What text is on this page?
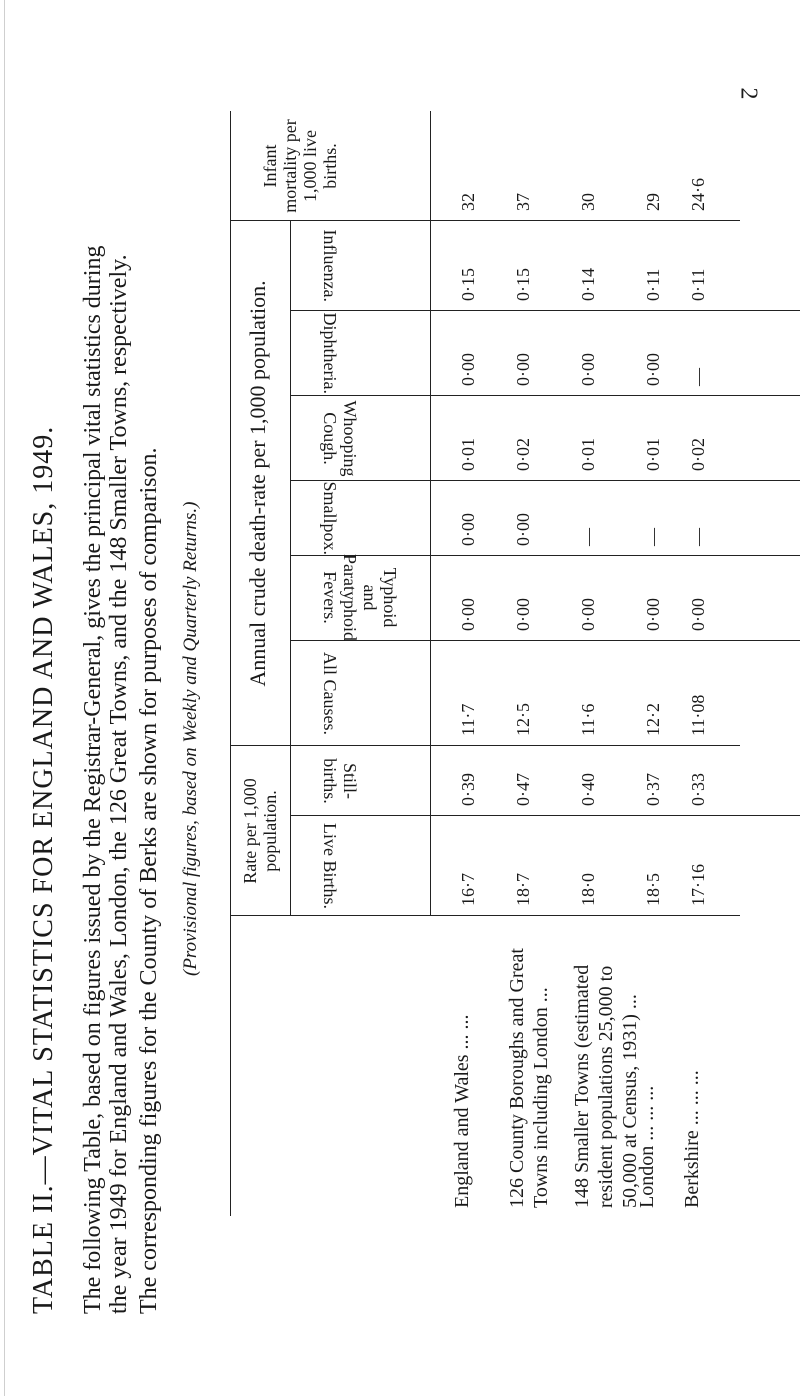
2
TABLE II.—VITAL STATISTICS FOR ENGLAND AND WALES, 1949. The following Table, based on figures issued by the Registrar-General, gives the principal vital statistics during the year 1949 for England and Wales, London, the 126 Great Towns, and the 148 Smaller Towns, respectively. The corresponding figures for the County of Berks are shown for purposes of comparison. (Provisional figures, based on Weekly and Quarterly Returns.) Rate per 1,000 population.
Annual crude death-rate per 1,000 population.
Live Births.
Still-births.
All Causes.
Typhoid and Paratyphoid Fevers.
Smallpox.
Whooping Cough.
Diphtheria.
Influenza.
Infant mortality per 1,000 live births.
England and Wales ... ...
16·7
0·39
11·7
0·00
0·00
0·01
0·00
0·15
32
126 County Boroughs and Great Towns including London ...
18·7
0·47
12·5
0·00
0·00
0·02
0·00
0·15
37
148 Smaller Towns (estimated resident populations 25,000 to 50,000 at Census, 1931) ...
18·0
0·40
11·6
0·00
—
0·01
0·00
0·14
30
London ... ... ...
18·5
0·37
12·2
0·00
—
0·01
0·00
0·11
29
Berkshire ... ... ...
17·16
0·33
11·08
0·00
—
0·02
—
0·11
24·6
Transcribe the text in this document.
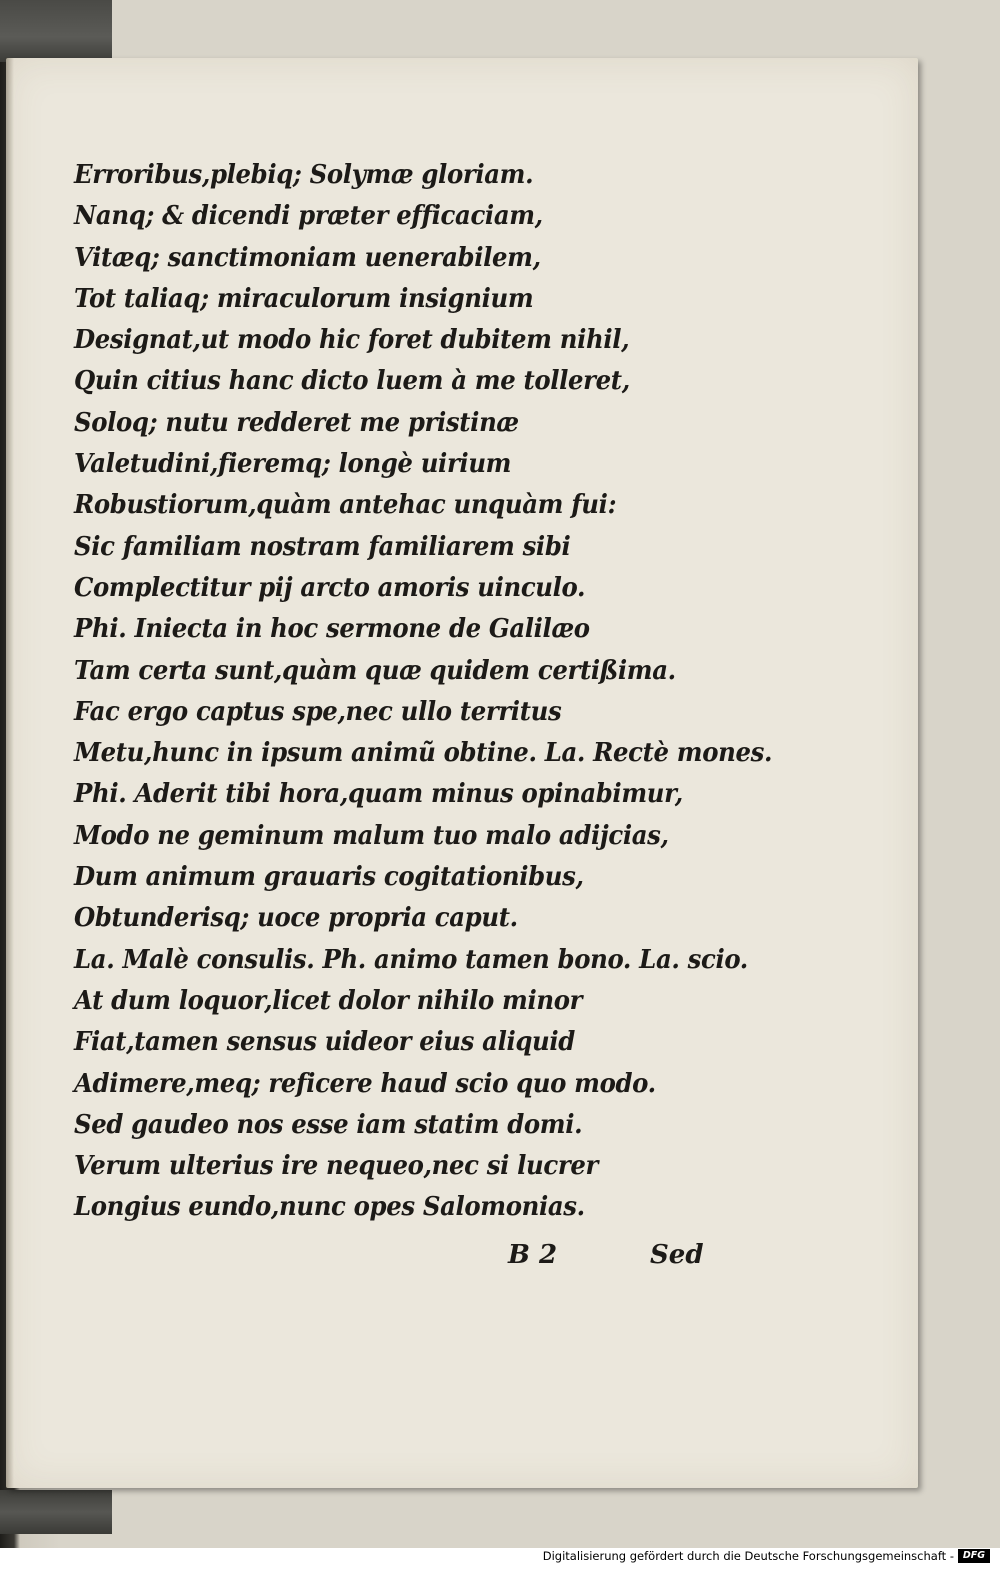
Erroribus,plebiq; Solymæ gloriam.
Nanq; & dicendi præter efficaciam,
Vitæq; sanctimoniam uenerabilem,
Tot taliaq; miraculorum insignium
Designat,ut modo hic foret dubitem nihil,
Quin citius hanc dicto luem à me tolleret,
Soloq; nutu redderet me pristinæ
Valetudini,fieremq; longè uirium
Robustiorum,quàm antehac unquàm fui:
Sic familiam nostram familiarem sibi
Complectitur pij arcto amoris uinculo.
Phi. Iniecta in hoc sermone de Galilæo
Tam certa sunt,quàm quæ quidem certißima.
Fac ergo captus spe,nec ullo territus
Metu,hunc in ipsum animũ obtine. La. Rectè mones.
Phi. Aderit tibi hora,quam minus opinabimur,
Modo ne geminum malum tuo malo adijcias,
Dum animum grauaris cogitationibus,
Obtunderisq; uoce propria caput.
La. Malè consulis. Ph. animo tamen bono. La. scio.
At dum loquor,licet dolor nihilo minor
Fiat,tamen sensus uideor eius aliquid
Adimere,meq; reficere haud scio quo modo.
Sed gaudeo nos esse iam statim domi.
Verum ulterius ire nequeo,nec si lucrer
Longius eundo,nunc opes Salomonias.
B 2	Sed
Digitalisierung gefördert durch die Deutsche Forschungsgemeinschaft - DFG
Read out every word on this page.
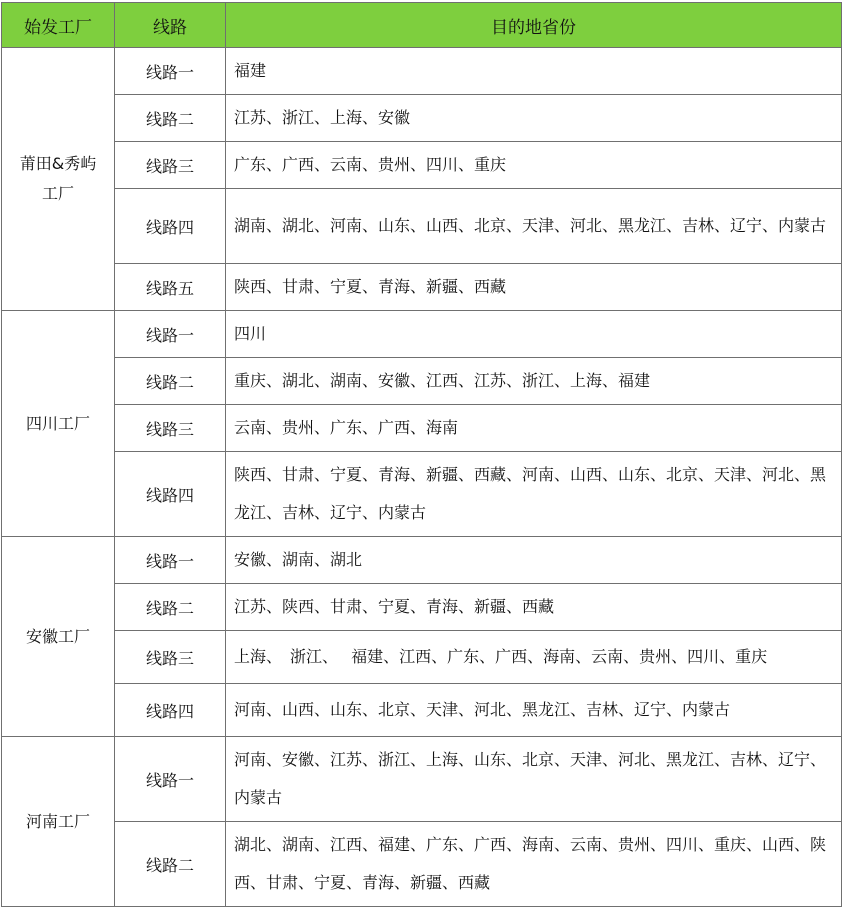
始发工厂	线路	目的地省份
莆田&秀屿工厂	线路一	福建
	线路二	江苏、浙江、上海、安徽
	线路三	广东、广西、云南、贵州、四川、重庆
	线路四	湖南、湖北、河南、山东、山西、北京、天津、河北、黑龙江、吉林、辽宁、内蒙古
	线路五	陕西、甘肃、宁夏、青海、新疆、西藏
四川工厂	线路一	四川
	线路二	重庆、湖北、湖南、安徽、江西、江苏、浙江、上海、福建
	线路三	云南、贵州、广东、广西、海南
	线路四	陕西、甘肃、宁夏、青海、新疆、西藏、河南、山西、山东、北京、天津、河北、黑龙江、吉林、辽宁、内蒙古
安徽工厂	线路一	安徽、湖南、湖北
	线路二	江苏、陕西、甘肃、宁夏、青海、新疆、西藏
	线路三	上海、　浙江、　 福建、江西、广东、广西、海南、云南、贵州、四川、重庆
	线路四	河南、山西、山东、北京、天津、河北、黑龙江、吉林、辽宁、内蒙古
河南工厂	线路一	河南、安徽、江苏、浙江、上海、山东、北京、天津、河北、黑龙江、吉林、辽宁、内蒙古
	线路二	湖北、湖南、江西、福建、广东、广西、海南、云南、贵州、四川、重庆、山西、陕西、甘肃、宁夏、青海、新疆、西藏
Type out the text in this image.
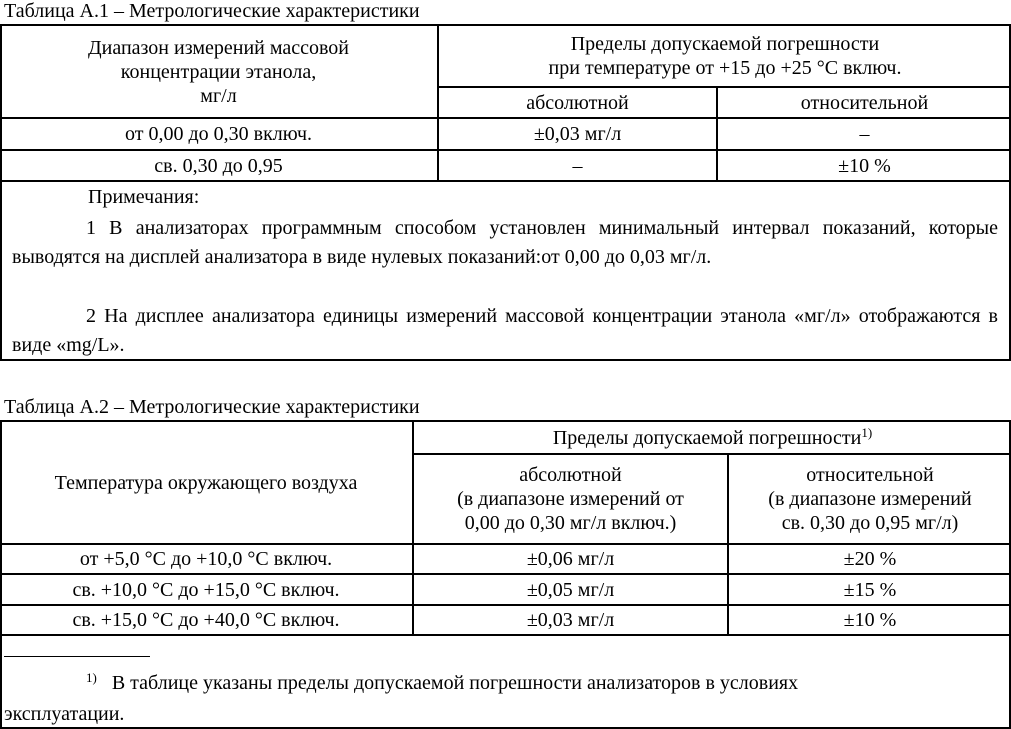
Таблица А.1 – Метрологические характеристики
Диапазон измерений массовой
концентрации этанола,
мг/л
Пределы допускаемой погрешности
при температуре от +15 до +25 °С включ.
абсолютной	относительной
от 0,00 до 0,30 включ.	±0,03 мг/л	–
св. 0,30 до 0,95	–	±10 %
Примечания:
1 В анализаторах программным способом установлен минимальный интервал показаний, которые выводятся на дисплей анализатора в виде нулевых показаний:от 0,00 до 0,03 мг/л.
2 На дисплее анализатора единицы измерений массовой концентрации этанола «мг/л» отображаются в виде «mg/L».
Таблица А.2 – Метрологические характеристики
Температура окружающего воздуха
Пределы допускаемой погрешности$^{1)}$
абсолютной
(в диапазоне измерений от
0,00 до 0,30 мг/л включ.)
относительной
(в диапазоне измерений
св. 0,30 до 0,95 мг/л)
от +5,0 °С до +10,0 °С включ.	±0,06 мг/л	±20 %
св. +10,0 °С до +15,0 °С включ.	±0,05 мг/л	±15 %
св. +15,0 °С до +40,0 °С включ.	±0,03 мг/л	±10 %
$^{1)}$ В таблице указаны пределы допускаемой погрешности анализаторов в условиях
эксплуатации.
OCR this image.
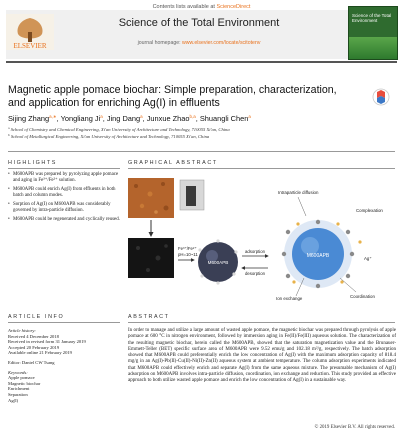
Contents lists available at ScienceDirect
ELSEVIER
Science of the Total Environment
journal homepage: www.elsevier.com/locate/scitotenv
Science of the Total Environment
Magnetic apple pomace biochar: Simple preparation, characterization, and application for enriching Ag(I) in effluents
Sijing Zhang$^{a,∗}$, Yongliang Ji$^a$, Jing Dang$^a$, Junxue Zhao$^{b,a}$, Shuangli Chen$^a$
$^a$ School of Chemistry and Chemical Engineering, Xi'an University of Architecture and Technology, 710055 Xi'an, China
$^b$ School of Metallurgical Engineering, Xi'an University of Architecture and Technology, 710055 Xi'an, China
HIGHLIGHTS
• M600APB was prepared by pyrolyzing apple pomace and aging in Fe³⁺/Fe²⁺ solution.
• M600APB could enrich Ag(I) from effluents in both batch and column modes.
• Sorption of Ag(I) on M600APB was considerably governed by intra-particle diffusion.
• M600APB could be regenerated and cyclically reused.
GRAPHICAL ABSTRACT
Fe³⁺/Fe²⁺
pH=10~11
M600APB
adsorption
desorption
M600APB
Intraparticle diffusion
Complexation
Ag⁺
Ion exchange	Coordination
ARTICLE INFO
Article history:
Received 4 December 2018
Received in revised form 31 January 2019
Accepted 20 February 2019
Available online 21 February 2019
Editor: Daniel CW Tsang
Keywords:
Apple pomace
Magnetic biochar
Enrichment
Separation
Ag(I)
ABSTRACT
In order to manage and utilize a large amount of wasted apple pomace, the magnetic biochar was prepared through pyrolysis of apple pomace at 600 °C in nitrogen environment, followed by immersion aging in Fe(II)/Fe(III) aqueous solution. The characterization of the resulting magnetic biochar, herein called the M600APB, showed that the saturation magnetization value and the Brunauer-Emmett-Teller (BET) specific surface area of M600APB were 9.52 emu/g and 102.18 m²/g, respectively. The batch adsorption showed that M600APB could preferentially enrich the low concentration of Ag(I) with the maximum adsorption capacity of 818.4 mg/g in an Ag(I)-Pb(II)-Cu(II)-Ni(II)-Zn(II) aqueous system at ambient temperature. The column adsorption experiments indicated that M600APB could effectively enrich and separate Ag(I) from the same aqueous mixture. The presumable mechanism of Ag(I) adsorption on M600APB involves intra-particle diffusion, coordination, ion exchange and reduction. This study provided an effective approach to both utilize wasted apple pomace and enrich the low concentration of Ag(I) in a sustainable way.
© 2019 Elsevier B.V. All rights reserved.
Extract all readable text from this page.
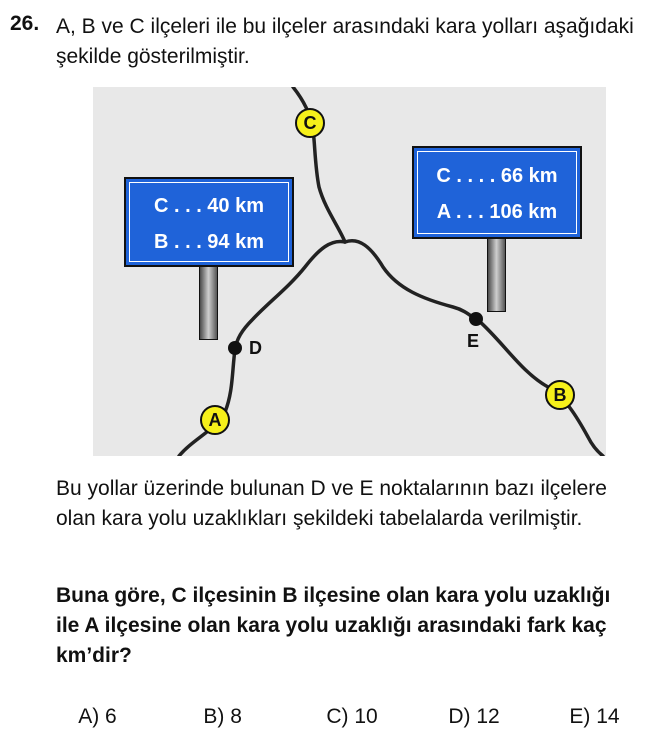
26. A, B ve C ilçeleri ile bu ilçeler arasındaki kara yolları aşağıdaki şekilde gösterilmiştir.
C . . . 40 km
B . . . 94 km
C . . . . 66 km
A . . . 106 km
D	E
C
A
B
Bu yollar üzerinde bulunan D ve E noktalarının bazı ilçelere olan kara yolu uzaklıkları şekildeki tabelalarda verilmiştir.
Buna göre, C ilçesinin B ilçesine olan kara yolu uzaklığı ile A ilçesine olan kara yolu uzaklığı arasındaki fark kaç km’dir?

A) 6
	B) 8
	C) 10
	D) 12
	E) 14
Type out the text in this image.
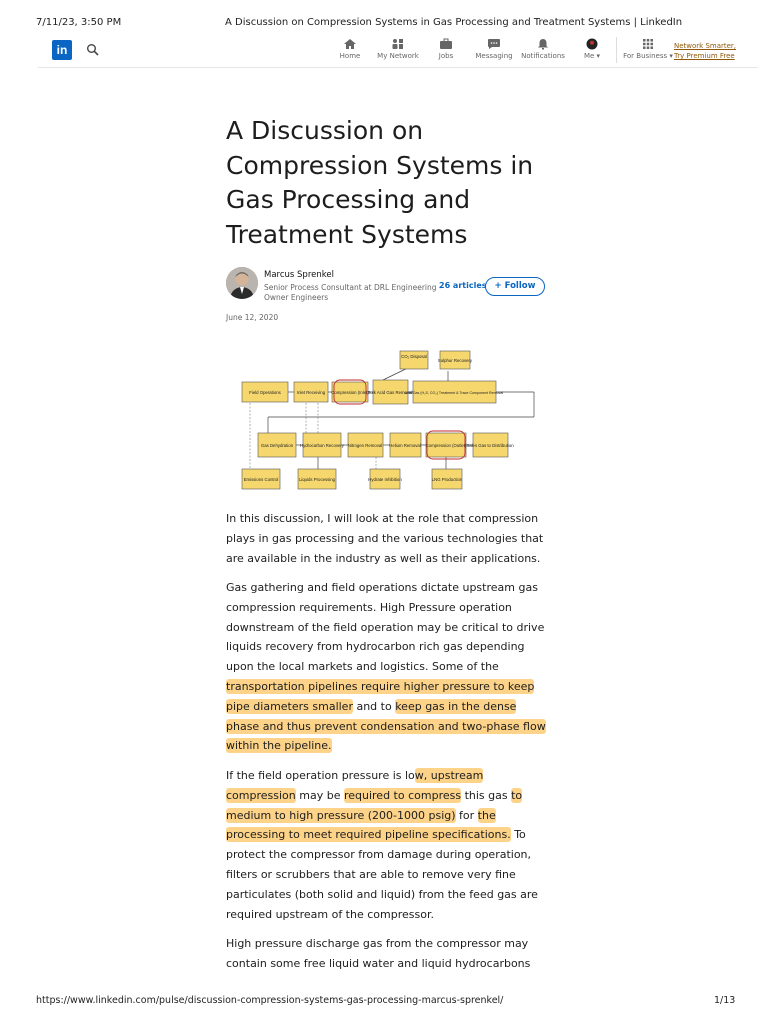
7/11/23, 3:50 PM	A Discussion on Compression Systems in Gas Processing and Treatment Systems | LinkedIn
in	Home	My Network	Jobs	Messaging	Notifications	Me ▾	For Business ▾
Network Smarter,
Try Premium Free
A Discussion on Compression Systems in Gas Processing and Treatment Systems
Marcus Sprenkel
Senior Process Consultant at DRL Engineering - Owner Engineers
26 articles + Follow
June 12, 2020
CO₂ Disposal
Sulphur Recovery
Field Operations	Inlet Receiving Compression (Inlet)
Bulk Acid Gas Removal
Acid Gas (H₂S, CO₂) Treatment & Trace Component Removal
Gas Dehydration Hydrocarbon Recovery Nitrogen Removal Helium Removal Compression (Outlet) Sales Gas to Distribution
Emissions Control	Liquids Processing	Hydrate Inhibition	LNG Production

In this discussion, I will look at the role that compression plays in gas processing and the various technologies that are available in the industry as well as their applications.

Gas gathering and field operations dictate upstream gas compression requirements. High Pressure operation downstream of the field operation may be critical to drive liquids recovery from hydrocarbon rich gas depending upon the local markets and logistics. Some of the transportation pipelines require higher pressure to keep pipe diameters smaller and to keep gas in the dense phase and thus prevent condensation and two-phase flow within the pipeline.

If the field operation pressure is low, upstream compression may be required to compress this gas to medium to high pressure (200-1000 psig) for the processing to meet required pipeline specifications. To protect the compressor from damage during operation, filters or scrubbers that are able to remove very fine particulates (both solid and liquid) from the feed gas are required upstream of the compressor.

High pressure discharge gas from the compressor may contain some free liquid water and liquid hydrocarbons

https://www.linkedin.com/pulse/discussion-compression-systems-gas-processing-marcus-sprenkel/	1/13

**WRITTEN EXERCISE:** Write out every line of the data that holds the word "Метрологические".

**RESULT:**
Таблица А.1 – Метрологические характеристики
Таблица А.2 – Метрологические характеристики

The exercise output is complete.